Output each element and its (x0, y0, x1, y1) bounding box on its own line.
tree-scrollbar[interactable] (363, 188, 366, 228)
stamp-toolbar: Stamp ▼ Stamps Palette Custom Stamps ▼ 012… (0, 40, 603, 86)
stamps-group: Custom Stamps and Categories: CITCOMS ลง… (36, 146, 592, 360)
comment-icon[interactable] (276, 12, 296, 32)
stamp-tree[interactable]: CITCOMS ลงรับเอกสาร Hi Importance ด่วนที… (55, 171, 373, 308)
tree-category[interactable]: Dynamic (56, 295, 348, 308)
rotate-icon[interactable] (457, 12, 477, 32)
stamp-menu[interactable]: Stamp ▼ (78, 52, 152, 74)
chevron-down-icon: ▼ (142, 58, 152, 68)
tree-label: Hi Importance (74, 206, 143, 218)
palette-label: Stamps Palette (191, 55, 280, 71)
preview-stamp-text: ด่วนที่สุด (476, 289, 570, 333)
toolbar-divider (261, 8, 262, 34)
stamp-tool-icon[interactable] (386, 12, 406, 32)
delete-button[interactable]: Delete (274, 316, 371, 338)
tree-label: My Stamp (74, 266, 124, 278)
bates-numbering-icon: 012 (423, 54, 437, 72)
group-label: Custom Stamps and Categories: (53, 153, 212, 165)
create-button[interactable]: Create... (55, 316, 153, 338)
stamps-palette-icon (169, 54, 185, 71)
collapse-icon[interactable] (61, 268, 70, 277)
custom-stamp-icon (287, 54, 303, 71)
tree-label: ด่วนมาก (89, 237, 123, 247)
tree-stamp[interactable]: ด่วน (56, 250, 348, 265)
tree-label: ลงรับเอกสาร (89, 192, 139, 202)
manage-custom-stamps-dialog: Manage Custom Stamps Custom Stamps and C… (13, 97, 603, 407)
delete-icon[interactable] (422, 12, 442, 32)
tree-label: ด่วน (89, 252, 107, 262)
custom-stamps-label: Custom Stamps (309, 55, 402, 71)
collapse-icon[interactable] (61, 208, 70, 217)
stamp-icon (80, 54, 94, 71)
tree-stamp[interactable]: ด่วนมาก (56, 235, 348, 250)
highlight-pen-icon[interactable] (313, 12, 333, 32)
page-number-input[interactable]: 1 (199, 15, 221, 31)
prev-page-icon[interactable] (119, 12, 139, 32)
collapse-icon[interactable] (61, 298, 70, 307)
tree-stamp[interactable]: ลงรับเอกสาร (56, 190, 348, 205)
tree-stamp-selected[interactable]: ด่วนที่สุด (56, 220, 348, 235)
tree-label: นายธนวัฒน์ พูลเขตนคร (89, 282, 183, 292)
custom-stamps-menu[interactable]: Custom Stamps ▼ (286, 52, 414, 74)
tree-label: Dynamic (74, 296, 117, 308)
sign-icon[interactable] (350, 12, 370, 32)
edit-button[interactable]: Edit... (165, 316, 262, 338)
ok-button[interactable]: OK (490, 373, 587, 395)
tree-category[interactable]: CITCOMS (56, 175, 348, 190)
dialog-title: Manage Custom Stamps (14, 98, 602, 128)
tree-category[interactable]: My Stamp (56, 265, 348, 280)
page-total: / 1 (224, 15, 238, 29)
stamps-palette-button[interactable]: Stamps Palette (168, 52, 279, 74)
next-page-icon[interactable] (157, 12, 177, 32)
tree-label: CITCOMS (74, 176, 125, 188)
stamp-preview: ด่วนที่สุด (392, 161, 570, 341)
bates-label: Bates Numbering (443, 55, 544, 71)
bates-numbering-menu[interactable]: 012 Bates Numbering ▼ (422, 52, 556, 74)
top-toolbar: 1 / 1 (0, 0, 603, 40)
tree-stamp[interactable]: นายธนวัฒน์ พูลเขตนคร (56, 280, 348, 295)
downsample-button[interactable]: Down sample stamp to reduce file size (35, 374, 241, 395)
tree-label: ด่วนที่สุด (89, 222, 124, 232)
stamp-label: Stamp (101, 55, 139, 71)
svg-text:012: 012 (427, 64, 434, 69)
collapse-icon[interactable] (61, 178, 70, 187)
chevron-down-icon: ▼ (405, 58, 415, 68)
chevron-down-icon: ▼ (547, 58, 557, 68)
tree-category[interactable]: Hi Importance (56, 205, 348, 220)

——————

REQUIREMENT:
Retype the listing above word for word, from its first line up to and including the line that contains "delete-icon[interactable] (422, 12, 442, 32)".

RESULT FOR THIS TASK:
Output each element and its (x0, y0, x1, y1) bounding box on its own line.
tree-scrollbar[interactable] (363, 188, 366, 228)
stamp-toolbar: Stamp ▼ Stamps Palette Custom Stamps ▼ 012… (0, 40, 603, 86)
stamps-group: Custom Stamps and Categories: CITCOMS ลง… (36, 146, 592, 360)
comment-icon[interactable] (276, 12, 296, 32)
stamp-tree[interactable]: CITCOMS ลงรับเอกสาร Hi Importance ด่วนที… (55, 171, 373, 308)
tree-category[interactable]: Dynamic (56, 295, 348, 308)
rotate-icon[interactable] (457, 12, 477, 32)
stamp-menu[interactable]: Stamp ▼ (78, 52, 152, 74)
chevron-down-icon: ▼ (142, 58, 152, 68)
tree-label: Hi Importance (74, 206, 143, 218)
palette-label: Stamps Palette (191, 55, 280, 71)
preview-stamp-text: ด่วนที่สุด (476, 289, 570, 333)
toolbar-divider (261, 8, 262, 34)
stamp-tool-icon[interactable] (386, 12, 406, 32)
delete-button[interactable]: Delete (274, 316, 371, 338)
tree-label: My Stamp (74, 266, 124, 278)
bates-numbering-icon: 012 (423, 54, 437, 72)
group-label: Custom Stamps and Categories: (53, 153, 212, 165)
create-button[interactable]: Create... (55, 316, 153, 338)
stamps-palette-icon (169, 54, 185, 71)
collapse-icon[interactable] (61, 268, 70, 277)
custom-stamp-icon (287, 54, 303, 71)
tree-label: ด่วนมาก (89, 237, 123, 247)
tree-stamp[interactable]: ด่วน (56, 250, 348, 265)
tree-label: ลงรับเอกสาร (89, 192, 139, 202)
manage-custom-stamps-dialog: Manage Custom Stamps Custom Stamps and C… (13, 97, 603, 407)
delete-icon[interactable] (422, 12, 442, 32)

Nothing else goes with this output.